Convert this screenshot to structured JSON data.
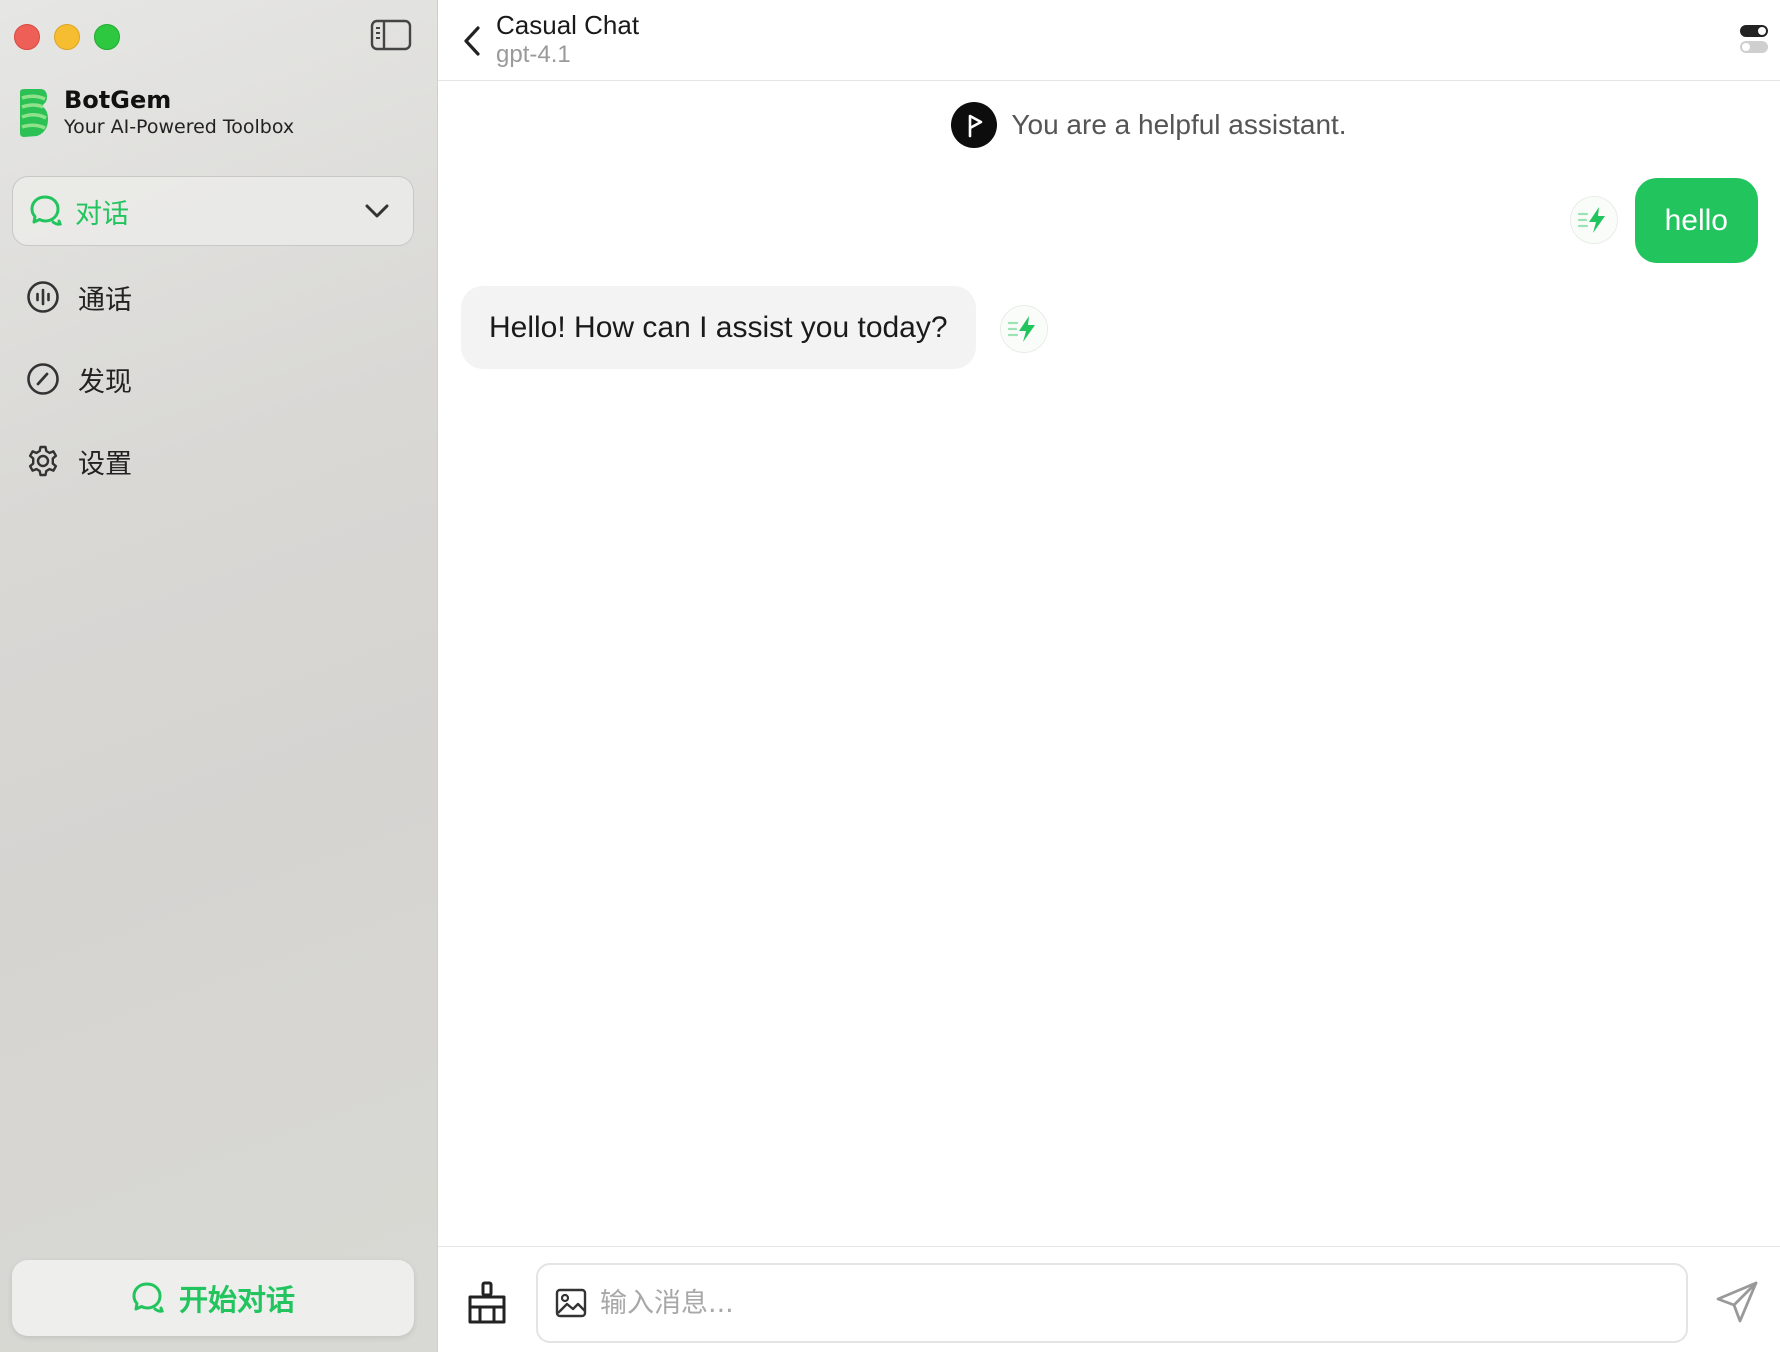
{
  "app": {
    "name": "BotGem",
    "tagline": "Your AI-Powered Toolbox"
  },
  "sidebar": {
    "selected": {
      "label": "对话",
      "icon": "chat-bubble-icon"
    },
    "items": [
      {
        "label": "通话",
        "icon": "voice-call-icon"
      },
      {
        "label": "发现",
        "icon": "compass-icon"
      },
      {
        "label": "设置",
        "icon": "gear-icon"
      }
    ],
    "start_button": "开始对话"
  },
  "header": {
    "title": "Casual Chat",
    "model": "gpt-4.1"
  },
  "chat": {
    "system_prompt": "You are a helpful assistant.",
    "messages": [
      {
        "role": "user",
        "text": "hello"
      },
      {
        "role": "assistant",
        "text": "Hello! How can I assist you today?"
      }
    ]
  },
  "composer": {
    "placeholder": "输入消息..."
  },
  "colors": {
    "accent": "#22c45e",
    "close": "#ee5f58",
    "minimize": "#f6bd30",
    "maximize": "#2dc740"
  }
}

[Requirement]
Only lines with "icon" are wanted here; list each of them.

[Task answer]
      "icon": "chat-bubble-icon"
        "icon": "voice-call-icon"
        "icon": "compass-icon"
        "icon": "gear-icon"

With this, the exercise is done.